● DATASET RECORDS
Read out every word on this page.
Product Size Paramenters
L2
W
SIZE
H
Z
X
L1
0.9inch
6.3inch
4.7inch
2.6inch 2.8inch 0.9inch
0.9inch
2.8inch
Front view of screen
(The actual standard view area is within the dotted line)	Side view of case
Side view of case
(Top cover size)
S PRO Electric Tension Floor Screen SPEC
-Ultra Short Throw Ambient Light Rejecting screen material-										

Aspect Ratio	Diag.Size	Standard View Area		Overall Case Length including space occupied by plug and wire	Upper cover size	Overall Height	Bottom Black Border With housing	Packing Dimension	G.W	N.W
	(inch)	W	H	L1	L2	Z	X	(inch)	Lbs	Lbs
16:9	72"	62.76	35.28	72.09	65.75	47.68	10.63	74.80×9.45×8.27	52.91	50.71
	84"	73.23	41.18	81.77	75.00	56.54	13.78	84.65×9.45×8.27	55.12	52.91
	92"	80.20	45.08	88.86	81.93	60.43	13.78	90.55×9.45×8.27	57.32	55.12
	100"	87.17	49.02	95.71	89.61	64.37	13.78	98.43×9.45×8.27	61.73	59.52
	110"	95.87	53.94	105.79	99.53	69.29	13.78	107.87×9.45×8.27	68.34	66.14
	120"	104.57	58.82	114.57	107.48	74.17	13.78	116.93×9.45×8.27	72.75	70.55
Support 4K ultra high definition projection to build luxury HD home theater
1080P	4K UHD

● EXERCISE REQUIREMENTS
Reproduce the data in its entirety, matching each character.

● COMPLETE RESPONSE
Read out every word on this page.
Product Size Paramenters
L2
W
SIZE
H
Z
X
L1
0.9inch
6.3inch
4.7inch
2.6inch 2.8inch 0.9inch
0.9inch
2.8inch
Front view of screen
(The actual standard view area is within the dotted line)	Side view of case
Side view of case
(Top cover size)
S PRO Electric Tension Floor Screen SPEC
-Ultra Short Throw Ambient Light Rejecting screen material-										

Aspect Ratio	Diag.Size	Standard View Area		Overall Case Length including space occupied by plug and wire	Upper cover size	Overall Height	Bottom Black Border With housing	Packing Dimension	G.W	N.W
	(inch)	W	H	L1	L2	Z	X	(inch)	Lbs	Lbs
16:9	72"	62.76	35.28	72.09	65.75	47.68	10.63	74.80×9.45×8.27	52.91	50.71
	84"	73.23	41.18	81.77	75.00	56.54	13.78	84.65×9.45×8.27	55.12	52.91
	92"	80.20	45.08	88.86	81.93	60.43	13.78	90.55×9.45×8.27	57.32	55.12
	100"	87.17	49.02	95.71	89.61	64.37	13.78	98.43×9.45×8.27	61.73	59.52
	110"	95.87	53.94	105.79	99.53	69.29	13.78	107.87×9.45×8.27	68.34	66.14
	120"	104.57	58.82	114.57	107.48	74.17	13.78	116.93×9.45×8.27	72.75	70.55
Support 4K ultra high definition projection to build luxury HD home theater
1080P	4K UHD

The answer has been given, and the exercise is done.